Task instructions:
Find all the lines with "mitten" and gather them.

Dataset records on visual material:
# # # # # # #

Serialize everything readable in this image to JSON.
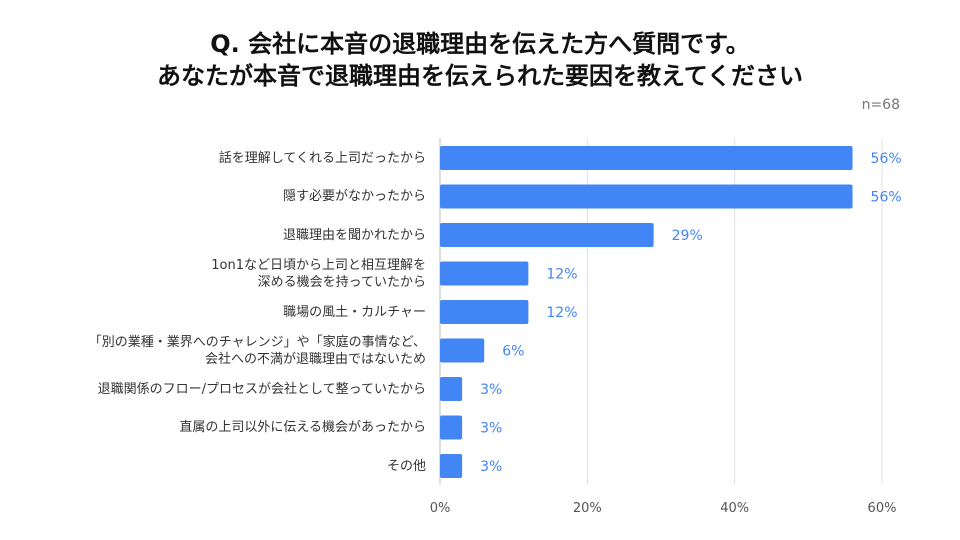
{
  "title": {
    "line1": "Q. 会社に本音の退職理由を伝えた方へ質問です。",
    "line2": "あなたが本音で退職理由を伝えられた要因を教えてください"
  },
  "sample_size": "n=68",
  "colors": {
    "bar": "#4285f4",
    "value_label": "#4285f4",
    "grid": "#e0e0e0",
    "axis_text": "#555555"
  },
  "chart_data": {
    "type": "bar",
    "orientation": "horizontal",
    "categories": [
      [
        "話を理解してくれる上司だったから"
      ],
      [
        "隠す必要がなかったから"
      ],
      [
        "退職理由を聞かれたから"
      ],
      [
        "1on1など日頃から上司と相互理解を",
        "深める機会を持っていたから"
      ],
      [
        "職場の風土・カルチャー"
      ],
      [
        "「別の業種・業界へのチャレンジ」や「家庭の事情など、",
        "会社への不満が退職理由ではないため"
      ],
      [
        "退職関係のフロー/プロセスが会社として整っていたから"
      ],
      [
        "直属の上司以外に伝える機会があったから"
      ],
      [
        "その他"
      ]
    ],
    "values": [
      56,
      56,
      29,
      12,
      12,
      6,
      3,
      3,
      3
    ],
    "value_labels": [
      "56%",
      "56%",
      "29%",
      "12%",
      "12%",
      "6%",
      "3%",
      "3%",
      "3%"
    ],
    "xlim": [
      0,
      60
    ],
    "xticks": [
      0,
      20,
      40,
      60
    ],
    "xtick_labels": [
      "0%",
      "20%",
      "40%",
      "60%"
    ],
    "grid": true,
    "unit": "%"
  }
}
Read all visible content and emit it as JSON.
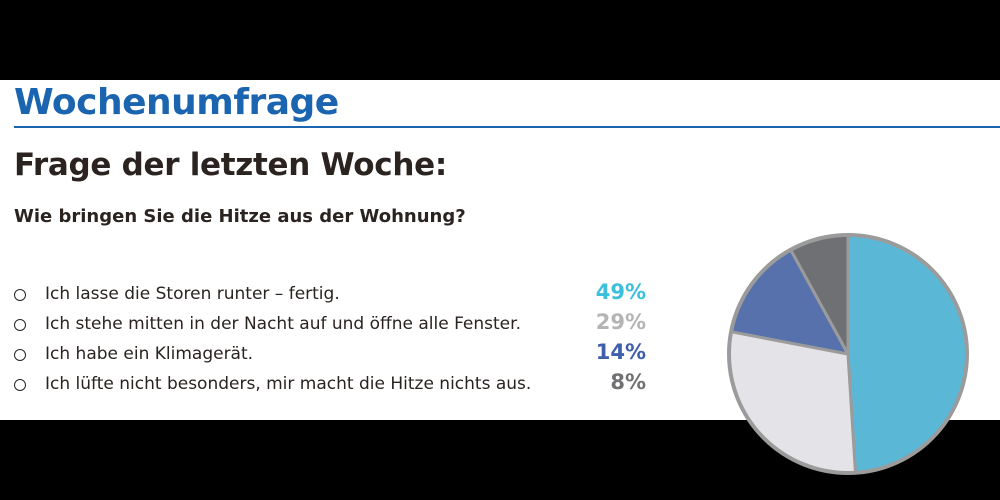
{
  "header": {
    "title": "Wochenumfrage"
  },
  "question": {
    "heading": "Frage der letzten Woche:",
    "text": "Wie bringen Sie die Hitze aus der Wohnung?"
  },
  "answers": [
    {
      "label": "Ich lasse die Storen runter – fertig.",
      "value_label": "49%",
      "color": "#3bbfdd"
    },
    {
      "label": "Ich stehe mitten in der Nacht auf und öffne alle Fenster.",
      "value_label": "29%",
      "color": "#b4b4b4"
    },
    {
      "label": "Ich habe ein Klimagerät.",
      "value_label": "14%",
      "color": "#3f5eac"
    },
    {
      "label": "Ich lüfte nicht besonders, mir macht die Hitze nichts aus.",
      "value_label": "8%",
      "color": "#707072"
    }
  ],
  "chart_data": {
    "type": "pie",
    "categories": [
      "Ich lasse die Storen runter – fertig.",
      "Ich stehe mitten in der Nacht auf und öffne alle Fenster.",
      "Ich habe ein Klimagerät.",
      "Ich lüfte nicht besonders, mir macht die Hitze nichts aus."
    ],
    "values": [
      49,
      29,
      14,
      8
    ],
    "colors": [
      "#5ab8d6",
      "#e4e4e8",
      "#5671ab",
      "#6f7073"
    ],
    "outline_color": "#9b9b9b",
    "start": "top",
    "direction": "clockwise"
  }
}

# # # # # # #

Written reply:
      "label": "Ich stehe mitten in der Nacht auf und öffne alle Fenster.",
      "Ich stehe mitten in der Nacht auf und öffne alle Fenster.",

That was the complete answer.